Problem to solve
Set down each line of the material that follows, exactly, with no pictures.

[Dataset items]
━━━━━━━━━━━━━━━━━━━━━━━━━━━━━━

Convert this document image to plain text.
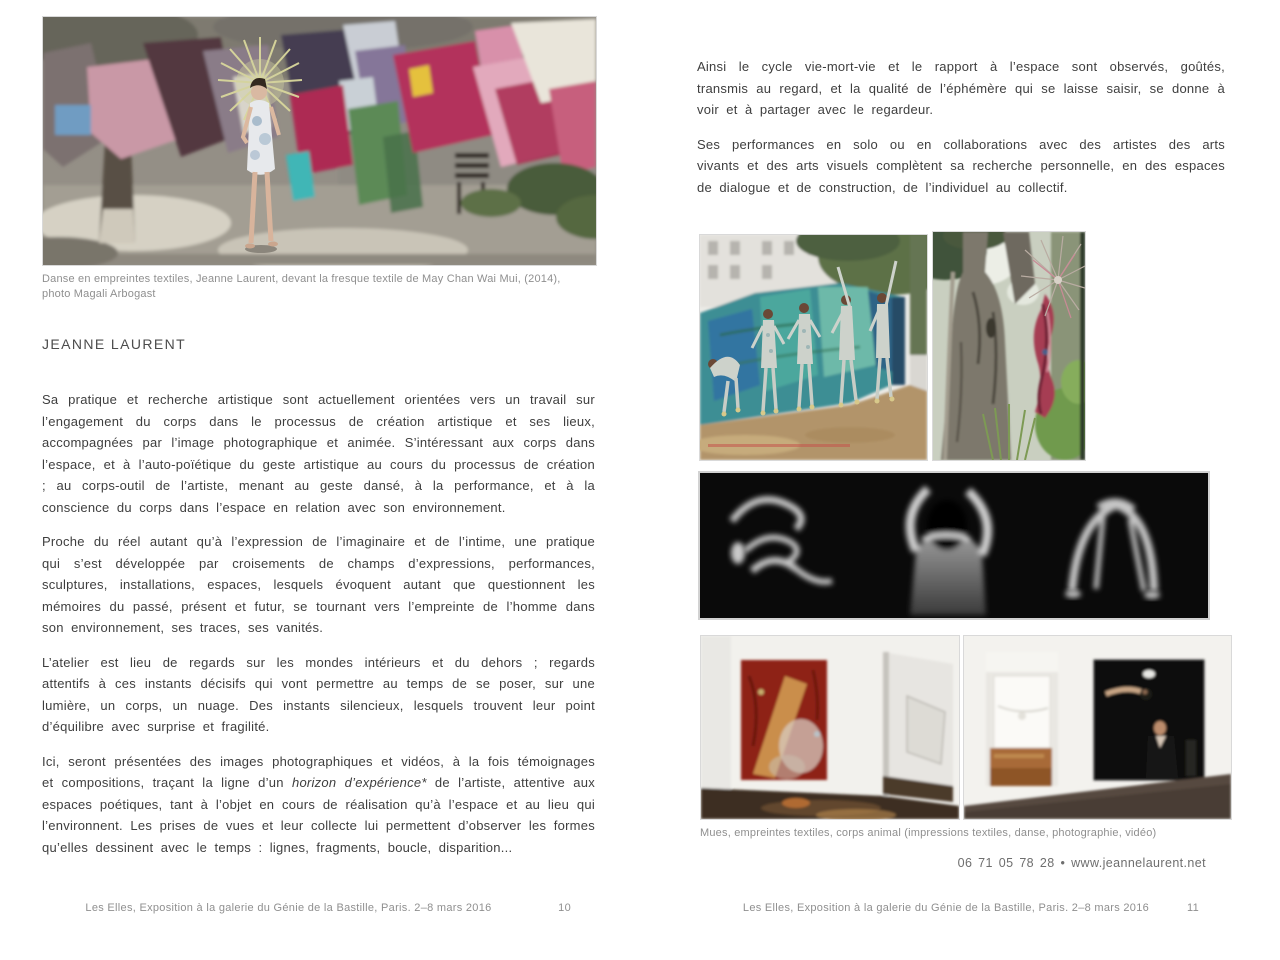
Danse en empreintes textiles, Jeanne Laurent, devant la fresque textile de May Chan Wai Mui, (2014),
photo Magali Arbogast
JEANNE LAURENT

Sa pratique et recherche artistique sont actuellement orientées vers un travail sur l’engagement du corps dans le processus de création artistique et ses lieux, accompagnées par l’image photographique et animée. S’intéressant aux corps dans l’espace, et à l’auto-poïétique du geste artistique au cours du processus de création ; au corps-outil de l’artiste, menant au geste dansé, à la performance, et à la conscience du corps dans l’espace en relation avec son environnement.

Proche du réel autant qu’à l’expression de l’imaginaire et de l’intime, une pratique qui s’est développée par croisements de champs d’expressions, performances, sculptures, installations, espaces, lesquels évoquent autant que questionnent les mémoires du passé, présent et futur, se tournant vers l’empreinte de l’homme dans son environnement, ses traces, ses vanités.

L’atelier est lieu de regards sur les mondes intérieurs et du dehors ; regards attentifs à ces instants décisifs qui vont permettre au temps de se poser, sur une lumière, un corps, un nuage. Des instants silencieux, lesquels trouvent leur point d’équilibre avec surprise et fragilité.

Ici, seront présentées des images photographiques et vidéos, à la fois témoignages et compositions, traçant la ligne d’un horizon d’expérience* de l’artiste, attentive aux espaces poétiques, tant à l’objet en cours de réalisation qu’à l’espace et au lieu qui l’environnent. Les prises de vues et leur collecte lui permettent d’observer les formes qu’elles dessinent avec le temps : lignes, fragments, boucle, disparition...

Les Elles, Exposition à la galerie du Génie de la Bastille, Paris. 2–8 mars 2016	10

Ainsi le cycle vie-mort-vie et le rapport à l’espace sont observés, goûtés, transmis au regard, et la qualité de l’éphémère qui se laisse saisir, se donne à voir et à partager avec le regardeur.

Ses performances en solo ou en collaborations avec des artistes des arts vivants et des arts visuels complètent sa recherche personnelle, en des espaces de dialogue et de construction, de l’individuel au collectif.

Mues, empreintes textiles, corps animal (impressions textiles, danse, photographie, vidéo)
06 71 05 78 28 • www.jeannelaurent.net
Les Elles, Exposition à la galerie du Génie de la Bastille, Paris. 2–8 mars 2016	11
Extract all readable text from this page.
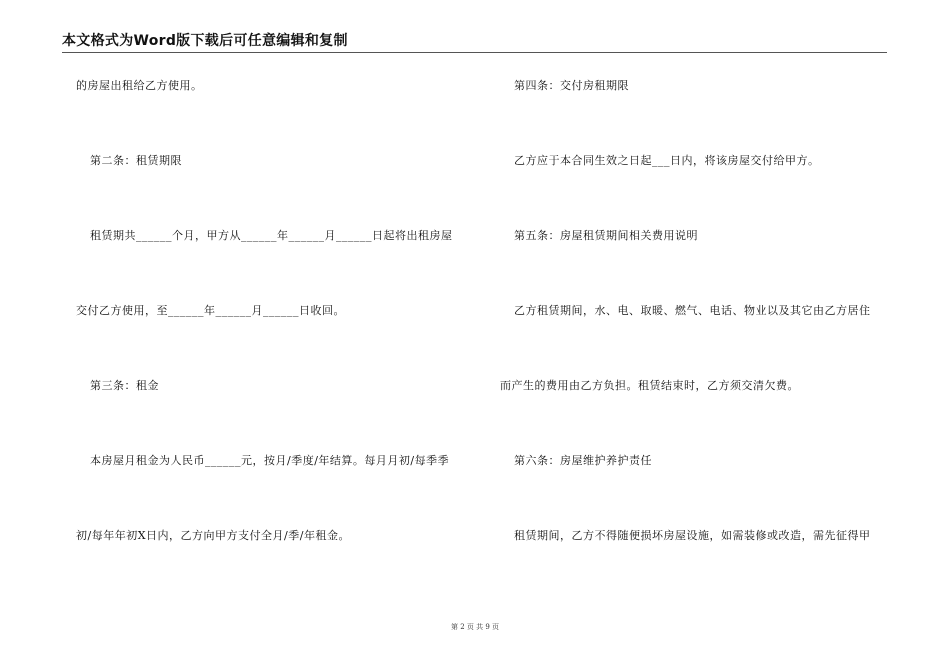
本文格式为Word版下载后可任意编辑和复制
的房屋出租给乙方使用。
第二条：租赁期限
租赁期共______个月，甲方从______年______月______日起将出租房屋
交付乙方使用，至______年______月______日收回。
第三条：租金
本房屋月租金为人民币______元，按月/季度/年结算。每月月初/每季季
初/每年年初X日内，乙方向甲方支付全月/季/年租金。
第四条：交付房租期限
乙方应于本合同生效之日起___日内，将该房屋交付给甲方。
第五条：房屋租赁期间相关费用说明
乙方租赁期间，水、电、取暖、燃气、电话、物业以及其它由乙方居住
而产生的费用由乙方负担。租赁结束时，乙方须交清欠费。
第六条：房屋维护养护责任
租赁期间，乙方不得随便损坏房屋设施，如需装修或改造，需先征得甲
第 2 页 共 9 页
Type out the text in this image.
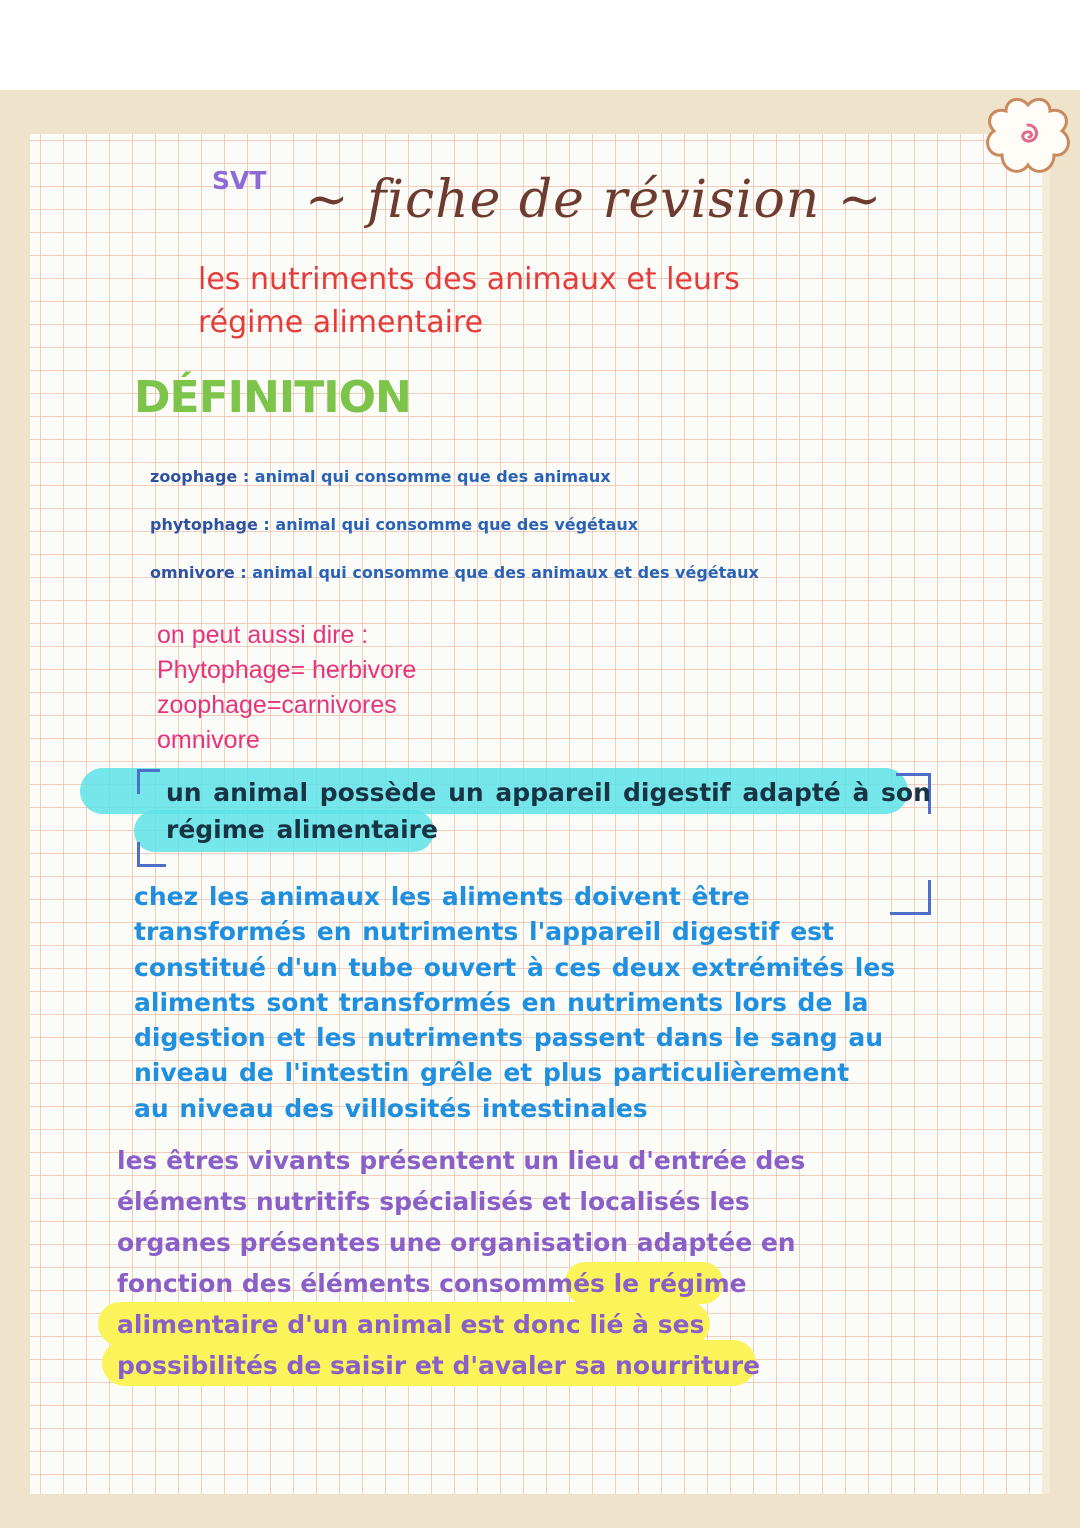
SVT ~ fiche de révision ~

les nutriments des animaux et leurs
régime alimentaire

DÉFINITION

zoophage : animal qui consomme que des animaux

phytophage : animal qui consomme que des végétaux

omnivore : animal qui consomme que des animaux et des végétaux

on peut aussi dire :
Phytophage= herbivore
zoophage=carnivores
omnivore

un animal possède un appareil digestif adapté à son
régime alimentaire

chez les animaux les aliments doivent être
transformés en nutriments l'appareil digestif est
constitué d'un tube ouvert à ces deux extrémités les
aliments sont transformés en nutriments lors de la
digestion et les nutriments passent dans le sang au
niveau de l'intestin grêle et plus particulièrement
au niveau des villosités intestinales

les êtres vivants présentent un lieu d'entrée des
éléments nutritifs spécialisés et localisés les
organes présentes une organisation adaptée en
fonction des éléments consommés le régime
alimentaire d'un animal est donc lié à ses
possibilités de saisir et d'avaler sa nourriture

━━━━━━━━━━━━━━━━━━━━━━━━━━━━━━

Reply to the exercise
Convert this document image to plain text.
Danse en empreintes textiles, Jeanne Laurent, devant la fresque textile de May Chan Wai Mui, (2014),
photo Magali Arbogast
JEANNE LAURENT

Sa pratique et recherche artistique sont actuellement orientées vers un travail sur l’engagement du corps dans le processus de création artistique et ses lieux, accompagnées par l’image photographique et animée. S’intéressant aux corps dans l’espace, et à l’auto-poïétique du geste artistique au cours du processus de création ; au corps-outil de l’artiste, menant au geste dansé, à la performance, et à la conscience du corps dans l’espace en relation avec son environnement.

Proche du réel autant qu’à l’expression de l’imaginaire et de l’intime, une pratique qui s’est développée par croisements de champs d’expressions, performances, sculptures, installations, espaces, lesquels évoquent autant que questionnent les mémoires du passé, présent et futur, se tournant vers l’empreinte de l’homme dans son environnement, ses traces, ses vanités.

L’atelier est lieu de regards sur les mondes intérieurs et du dehors ; regards attentifs à ces instants décisifs qui vont permettre au temps de se poser, sur une lumière, un corps, un nuage. Des instants silencieux, lesquels trouvent leur point d’équilibre avec surprise et fragilité.

Ici, seront présentées des images photographiques et vidéos, à la fois témoignages et compositions, traçant la ligne d’un horizon d’expérience* de l’artiste, attentive aux espaces poétiques, tant à l’objet en cours de réalisation qu’à l’espace et au lieu qui l’environnent. Les prises de vues et leur collecte lui permettent d’observer les formes qu’elles dessinent avec le temps : lignes, fragments, boucle, disparition...

Les Elles, Exposition à la galerie du Génie de la Bastille, Paris. 2–8 mars 2016	10

Ainsi le cycle vie-mort-vie et le rapport à l’espace sont observés, goûtés, transmis au regard, et la qualité de l’éphémère qui se laisse saisir, se donne à voir et à partager avec le regardeur.

Ses performances en solo ou en collaborations avec des artistes des arts vivants et des arts visuels complètent sa recherche personnelle, en des espaces de dialogue et de construction, de l’individuel au collectif.

Mues, empreintes textiles, corps animal (impressions textiles, danse, photographie, vidéo)
06 71 05 78 28 • www.jeannelaurent.net
Les Elles, Exposition à la galerie du Génie de la Bastille, Paris. 2–8 mars 2016	11
Extract all readable text from this page.
本文格式为Word版下载后可任意编辑和复制
的房屋出租给乙方使用。
第二条：租赁期限
租赁期共______个月，甲方从______年______月______日起将出租房屋
交付乙方使用，至______年______月______日收回。
第三条：租金
本房屋月租金为人民币______元，按月/季度/年结算。每月月初/每季季
初/每年年初X日内，乙方向甲方支付全月/季/年租金。
第四条：交付房租期限
乙方应于本合同生效之日起___日内，将该房屋交付给甲方。
第五条：房屋租赁期间相关费用说明
乙方租赁期间，水、电、取暖、燃气、电话、物业以及其它由乙方居住
而产生的费用由乙方负担。租赁结束时，乙方须交清欠费。
第六条：房屋维护养护责任
租赁期间，乙方不得随便损坏房屋设施，如需装修或改造，需先征得甲
第 2 页 共 9 页
Type out the text in this image.
SVT ~ fiche de révision ~

les nutriments des animaux et leurs
régime alimentaire

DÉFINITION

zoophage : animal qui consomme que des animaux

phytophage : animal qui consomme que des végétaux

omnivore : animal qui consomme que des animaux et des végétaux

on peut aussi dire :
Phytophage= herbivore
zoophage=carnivores
omnivore

un animal possède un appareil digestif adapté à son
régime alimentaire

chez les animaux les aliments doivent être
transformés en nutriments l'appareil digestif est
constitué d'un tube ouvert à ces deux extrémités les
aliments sont transformés en nutriments lors de la
digestion et les nutriments passent dans le sang au
niveau de l'intestin grêle et plus particulièrement
au niveau des villosités intestinales

les êtres vivants présentent un lieu d'entrée des
éléments nutritifs spécialisés et localisés les
organes présentes une organisation adaptée en
fonction des éléments consommés le régime
alimentaire d'un animal est donc lié à ses
possibilités de saisir et d'avaler sa nourriture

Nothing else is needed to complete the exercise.